* [Aim]
Transcribe the records that follow, preserving every word.
══════════
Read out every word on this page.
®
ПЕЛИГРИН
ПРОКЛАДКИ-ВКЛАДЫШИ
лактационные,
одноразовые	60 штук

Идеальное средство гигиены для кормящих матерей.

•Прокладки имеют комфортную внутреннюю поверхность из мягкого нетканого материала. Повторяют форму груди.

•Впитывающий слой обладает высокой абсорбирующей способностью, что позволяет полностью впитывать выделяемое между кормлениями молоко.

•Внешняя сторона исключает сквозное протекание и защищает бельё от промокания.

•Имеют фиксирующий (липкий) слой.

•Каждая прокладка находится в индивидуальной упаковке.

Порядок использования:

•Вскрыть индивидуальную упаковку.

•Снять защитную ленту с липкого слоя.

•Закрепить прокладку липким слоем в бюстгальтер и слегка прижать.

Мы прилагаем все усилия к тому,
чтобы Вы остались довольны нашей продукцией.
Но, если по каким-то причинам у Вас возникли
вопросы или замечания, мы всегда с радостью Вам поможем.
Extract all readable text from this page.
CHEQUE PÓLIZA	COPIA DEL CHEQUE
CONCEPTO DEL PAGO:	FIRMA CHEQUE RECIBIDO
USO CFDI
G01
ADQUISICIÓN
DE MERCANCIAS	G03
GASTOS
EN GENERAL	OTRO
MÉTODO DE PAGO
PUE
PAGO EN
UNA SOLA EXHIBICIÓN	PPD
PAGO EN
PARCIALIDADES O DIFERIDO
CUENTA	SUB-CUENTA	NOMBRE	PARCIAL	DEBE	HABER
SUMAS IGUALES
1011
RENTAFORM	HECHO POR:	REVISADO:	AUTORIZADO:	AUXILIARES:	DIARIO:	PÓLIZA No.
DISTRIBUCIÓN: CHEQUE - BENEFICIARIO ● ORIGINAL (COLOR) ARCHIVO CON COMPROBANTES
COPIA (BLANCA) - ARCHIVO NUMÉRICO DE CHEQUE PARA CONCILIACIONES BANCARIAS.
══════════
* [Exercise output]
Read out every word on this page.
®
ПЕЛИГРИН
ПРОКЛАДКИ-ВКЛАДЫШИ
лактационные,
одноразовые	60 штук

Идеальное средство гигиены для кормящих матерей.

•Прокладки имеют комфортную внутреннюю поверхность из мягкого нетканого материала. Повторяют форму груди.

•Впитывающий слой обладает высокой абсорбирующей способностью, что позволяет полностью впитывать выделяемое между кормлениями молоко.

•Внешняя сторона исключает сквозное протекание и защищает бельё от промокания.

•Имеют фиксирующий (липкий) слой.

•Каждая прокладка находится в индивидуальной упаковке.

Порядок использования:

•Вскрыть индивидуальную упаковку.

•Снять защитную ленту с липкого слоя.

•Закрепить прокладку липким слоем в бюстгальтер и слегка прижать.

Мы прилагаем все усилия к тому,
чтобы Вы остались довольны нашей продукцией.
Но, если по каким-то причинам у Вас возникли
вопросы или замечания, мы всегда с радостью Вам поможем.
Extract all readable text from this page.
CHEQUE PÓLIZA	COPIA DEL CHEQUE
CONCEPTO DEL PAGO:	FIRMA CHEQUE RECIBIDO
USO CFDI
G01
ADQUISICIÓN
DE MERCANCIAS	G03
GASTOS
EN GENERAL	OTRO
MÉTODO DE PAGO
PUE
PAGO EN
UNA SOLA EXHIBICIÓN	PPD
PAGO EN
PARCIALIDADES O DIFERIDO
CUENTA	SUB-CUENTA	NOMBRE	PARCIAL	DEBE	HABER
SUMAS IGUALES
1011
RENTAFORM	HECHO POR:	REVISADO:	AUTORIZADO:	AUXILIARES:	DIARIO:	PÓLIZA No.
DISTRIBUCIÓN: CHEQUE - BENEFICIARIO ● ORIGINAL (COLOR) ARCHIVO CON COMPROBANTES
COPIA (BLANCA) - ARCHIVO NUMÉRICO DE CHEQUE PARA CONCILIACIONES BANCARIAS.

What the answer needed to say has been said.